__EXERCISE OBJECTIVE__: Output each line of the material exactly as it stands.

__RECORDS FOR THE TASK__:

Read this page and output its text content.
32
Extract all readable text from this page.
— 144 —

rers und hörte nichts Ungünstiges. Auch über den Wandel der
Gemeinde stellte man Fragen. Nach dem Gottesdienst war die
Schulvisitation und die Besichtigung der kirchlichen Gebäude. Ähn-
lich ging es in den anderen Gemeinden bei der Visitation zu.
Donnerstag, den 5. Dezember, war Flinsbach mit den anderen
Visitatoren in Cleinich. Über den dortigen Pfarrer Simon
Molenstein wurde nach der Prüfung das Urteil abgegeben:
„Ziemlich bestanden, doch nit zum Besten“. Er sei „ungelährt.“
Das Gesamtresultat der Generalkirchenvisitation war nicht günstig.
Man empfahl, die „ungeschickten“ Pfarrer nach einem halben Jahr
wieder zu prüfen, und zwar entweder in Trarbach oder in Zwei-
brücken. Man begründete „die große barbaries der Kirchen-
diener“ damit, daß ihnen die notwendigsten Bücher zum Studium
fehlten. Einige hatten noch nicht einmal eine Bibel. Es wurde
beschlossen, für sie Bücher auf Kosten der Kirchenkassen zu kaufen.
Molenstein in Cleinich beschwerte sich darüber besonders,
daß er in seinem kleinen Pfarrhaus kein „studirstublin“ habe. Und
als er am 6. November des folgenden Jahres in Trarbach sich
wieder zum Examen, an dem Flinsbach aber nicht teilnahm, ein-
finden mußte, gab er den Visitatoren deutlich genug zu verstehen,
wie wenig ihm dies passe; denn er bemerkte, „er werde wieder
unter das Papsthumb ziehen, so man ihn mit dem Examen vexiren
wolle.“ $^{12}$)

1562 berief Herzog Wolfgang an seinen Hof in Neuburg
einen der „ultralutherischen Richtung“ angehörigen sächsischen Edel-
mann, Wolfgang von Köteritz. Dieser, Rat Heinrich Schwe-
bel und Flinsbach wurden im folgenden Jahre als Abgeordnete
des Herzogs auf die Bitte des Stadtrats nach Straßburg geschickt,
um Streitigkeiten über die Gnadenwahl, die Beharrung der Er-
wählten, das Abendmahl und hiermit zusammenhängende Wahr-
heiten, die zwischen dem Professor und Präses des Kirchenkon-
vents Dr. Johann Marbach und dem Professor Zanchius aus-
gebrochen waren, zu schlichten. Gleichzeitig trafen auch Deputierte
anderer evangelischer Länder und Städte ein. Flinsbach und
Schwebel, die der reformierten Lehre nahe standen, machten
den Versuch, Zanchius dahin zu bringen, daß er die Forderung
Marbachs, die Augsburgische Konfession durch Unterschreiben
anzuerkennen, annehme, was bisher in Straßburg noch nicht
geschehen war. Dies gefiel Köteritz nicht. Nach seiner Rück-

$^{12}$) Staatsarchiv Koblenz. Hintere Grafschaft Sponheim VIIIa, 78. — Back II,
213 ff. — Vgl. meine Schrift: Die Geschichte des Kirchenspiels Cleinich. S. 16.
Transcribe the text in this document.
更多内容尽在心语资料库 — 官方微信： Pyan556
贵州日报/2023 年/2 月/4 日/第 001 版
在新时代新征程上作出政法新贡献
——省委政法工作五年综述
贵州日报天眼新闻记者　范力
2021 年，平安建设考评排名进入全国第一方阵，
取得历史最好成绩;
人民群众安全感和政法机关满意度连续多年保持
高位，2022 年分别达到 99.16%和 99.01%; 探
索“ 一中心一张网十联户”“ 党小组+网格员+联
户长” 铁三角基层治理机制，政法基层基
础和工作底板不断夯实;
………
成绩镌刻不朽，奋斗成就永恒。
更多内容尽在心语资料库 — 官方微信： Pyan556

__SOLVED PROBLEM__:
Read this page and output its text content.
32
Extract all readable text from this page.
— 144 —

rers und hörte nichts Ungünstiges. Auch über den Wandel der
Gemeinde stellte man Fragen. Nach dem Gottesdienst war die
Schulvisitation und die Besichtigung der kirchlichen Gebäude. Ähn-
lich ging es in den anderen Gemeinden bei der Visitation zu.
Donnerstag, den 5. Dezember, war Flinsbach mit den anderen
Visitatoren in Cleinich. Über den dortigen Pfarrer Simon
Molenstein wurde nach der Prüfung das Urteil abgegeben:
„Ziemlich bestanden, doch nit zum Besten“. Er sei „ungelährt.“
Das Gesamtresultat der Generalkirchenvisitation war nicht günstig.
Man empfahl, die „ungeschickten“ Pfarrer nach einem halben Jahr
wieder zu prüfen, und zwar entweder in Trarbach oder in Zwei-
brücken. Man begründete „die große barbaries der Kirchen-
diener“ damit, daß ihnen die notwendigsten Bücher zum Studium
fehlten. Einige hatten noch nicht einmal eine Bibel. Es wurde
beschlossen, für sie Bücher auf Kosten der Kirchenkassen zu kaufen.
Molenstein in Cleinich beschwerte sich darüber besonders,
daß er in seinem kleinen Pfarrhaus kein „studirstublin“ habe. Und
als er am 6. November des folgenden Jahres in Trarbach sich
wieder zum Examen, an dem Flinsbach aber nicht teilnahm, ein-
finden mußte, gab er den Visitatoren deutlich genug zu verstehen,
wie wenig ihm dies passe; denn er bemerkte, „er werde wieder
unter das Papsthumb ziehen, so man ihn mit dem Examen vexiren
wolle.“ $^{12}$)

1562 berief Herzog Wolfgang an seinen Hof in Neuburg
einen der „ultralutherischen Richtung“ angehörigen sächsischen Edel-
mann, Wolfgang von Köteritz. Dieser, Rat Heinrich Schwe-
bel und Flinsbach wurden im folgenden Jahre als Abgeordnete
des Herzogs auf die Bitte des Stadtrats nach Straßburg geschickt,
um Streitigkeiten über die Gnadenwahl, die Beharrung der Er-
wählten, das Abendmahl und hiermit zusammenhängende Wahr-
heiten, die zwischen dem Professor und Präses des Kirchenkon-
vents Dr. Johann Marbach und dem Professor Zanchius aus-
gebrochen waren, zu schlichten. Gleichzeitig trafen auch Deputierte
anderer evangelischer Länder und Städte ein. Flinsbach und
Schwebel, die der reformierten Lehre nahe standen, machten
den Versuch, Zanchius dahin zu bringen, daß er die Forderung
Marbachs, die Augsburgische Konfession durch Unterschreiben
anzuerkennen, annehme, was bisher in Straßburg noch nicht
geschehen war. Dies gefiel Köteritz nicht. Nach seiner Rück-

$^{12}$) Staatsarchiv Koblenz. Hintere Grafschaft Sponheim VIIIa, 78. — Back II,
213 ff. — Vgl. meine Schrift: Die Geschichte des Kirchenspiels Cleinich. S. 16.
Transcribe the text in this document.
更多内容尽在心语资料库 — 官方微信： Pyan556
贵州日报/2023 年/2 月/4 日/第 001 版
在新时代新征程上作出政法新贡献
——省委政法工作五年综述
贵州日报天眼新闻记者　范力
2021 年，平安建设考评排名进入全国第一方阵，
取得历史最好成绩;
人民群众安全感和政法机关满意度连续多年保持
高位，2022 年分别达到 99.16%和 99.01%; 探
索“ 一中心一张网十联户”“ 党小组+网格员+联
户长” 铁三角基层治理机制，政法基层基
础和工作底板不断夯实;
………
成绩镌刻不朽，奋斗成就永恒。
更多内容尽在心语资料库 — 官方微信： Pyan556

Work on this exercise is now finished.